_DESCRIPTION OF THE TASK_
The output must reproduce each line of the data word for word.

_DATA FOR THE TASK_
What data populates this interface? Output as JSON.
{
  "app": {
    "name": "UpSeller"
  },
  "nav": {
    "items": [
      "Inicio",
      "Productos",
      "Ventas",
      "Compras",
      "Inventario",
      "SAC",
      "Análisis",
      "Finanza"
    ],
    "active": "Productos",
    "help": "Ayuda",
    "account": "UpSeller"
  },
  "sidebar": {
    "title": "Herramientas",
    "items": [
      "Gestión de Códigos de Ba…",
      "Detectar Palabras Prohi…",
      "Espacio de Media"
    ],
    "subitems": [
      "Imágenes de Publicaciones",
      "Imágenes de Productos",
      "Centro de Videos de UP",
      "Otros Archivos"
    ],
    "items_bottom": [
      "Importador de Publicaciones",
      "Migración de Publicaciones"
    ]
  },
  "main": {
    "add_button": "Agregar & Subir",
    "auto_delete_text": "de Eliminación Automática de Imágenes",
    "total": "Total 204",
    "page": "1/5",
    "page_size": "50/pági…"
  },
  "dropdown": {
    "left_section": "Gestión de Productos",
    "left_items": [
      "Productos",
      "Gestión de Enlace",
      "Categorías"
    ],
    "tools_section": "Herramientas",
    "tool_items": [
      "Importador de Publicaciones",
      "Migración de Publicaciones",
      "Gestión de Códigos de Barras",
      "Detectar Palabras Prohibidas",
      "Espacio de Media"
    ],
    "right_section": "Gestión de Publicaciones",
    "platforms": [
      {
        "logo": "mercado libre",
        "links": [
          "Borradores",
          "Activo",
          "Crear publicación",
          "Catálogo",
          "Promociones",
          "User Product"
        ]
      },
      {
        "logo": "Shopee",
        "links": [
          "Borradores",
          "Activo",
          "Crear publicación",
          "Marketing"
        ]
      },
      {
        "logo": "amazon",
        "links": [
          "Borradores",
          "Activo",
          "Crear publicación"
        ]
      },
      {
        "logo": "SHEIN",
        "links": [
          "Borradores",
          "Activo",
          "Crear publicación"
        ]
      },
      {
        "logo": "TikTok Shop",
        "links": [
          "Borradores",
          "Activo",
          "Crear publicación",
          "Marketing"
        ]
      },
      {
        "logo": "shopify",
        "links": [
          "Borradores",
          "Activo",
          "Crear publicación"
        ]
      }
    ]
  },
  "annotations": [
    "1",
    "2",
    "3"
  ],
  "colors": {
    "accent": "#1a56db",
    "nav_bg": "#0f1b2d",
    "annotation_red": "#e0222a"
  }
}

_SOLUTION BELOW_
What data populates this interface? Output as JSON.
{
  "app": {
    "name": "UpSeller"
  },
  "nav": {
    "items": [
      "Inicio",
      "Productos",
      "Ventas",
      "Compras",
      "Inventario",
      "SAC",
      "Análisis",
      "Finanza"
    ],
    "active": "Productos",
    "help": "Ayuda",
    "account": "UpSeller"
  },
  "sidebar": {
    "title": "Herramientas",
    "items": [
      "Gestión de Códigos de Ba…",
      "Detectar Palabras Prohi…",
      "Espacio de Media"
    ],
    "subitems": [
      "Imágenes de Publicaciones",
      "Imágenes de Productos",
      "Centro de Videos de UP",
      "Otros Archivos"
    ],
    "items_bottom": [
      "Importador de Publicaciones",
      "Migración de Publicaciones"
    ]
  },
  "main": {
    "add_button": "Agregar & Subir",
    "auto_delete_text": "de Eliminación Automática de Imágenes",
    "total": "Total 204",
    "page": "1/5",
    "page_size": "50/pági…"
  },
  "dropdown": {
    "left_section": "Gestión de Productos",
    "left_items": [
      "Productos",
      "Gestión de Enlace",
      "Categorías"
    ],
    "tools_section": "Herramientas",
    "tool_items": [
      "Importador de Publicaciones",
      "Migración de Publicaciones",
      "Gestión de Códigos de Barras",
      "Detectar Palabras Prohibidas",
      "Espacio de Media"
    ],
    "right_section": "Gestión de Publicaciones",
    "platforms": [
      {
        "logo": "mercado libre",
        "links": [
          "Borradores",
          "Activo",
          "Crear publicación",
          "Catálogo",
          "Promociones",
          "User Product"
        ]
      },
      {
        "logo": "Shopee",
        "links": [
          "Borradores",
          "Activo",
          "Crear publicación",
          "Marketing"
        ]
      },
      {
        "logo": "amazon",
        "links": [
          "Borradores",
          "Activo",
          "Crear publicación"
        ]
      },
      {
        "logo": "SHEIN",
        "links": [
          "Borradores",
          "Activo",
          "Crear publicación"
        ]
      },
      {
        "logo": "TikTok Shop",
        "links": [
          "Borradores",
          "Activo",
          "Crear publicación",
          "Marketing"
        ]
      },
      {
        "logo": "shopify",
        "links": [
          "Borradores",
          "Activo",
          "Crear publicación"
        ]
      }
    ]
  },
  "annotations": [
    "1",
    "2",
    "3"
  ],
  "colors": {
    "accent": "#1a56db",
    "nav_bg": "#0f1b2d",
    "annotation_red": "#e0222a"
  }
}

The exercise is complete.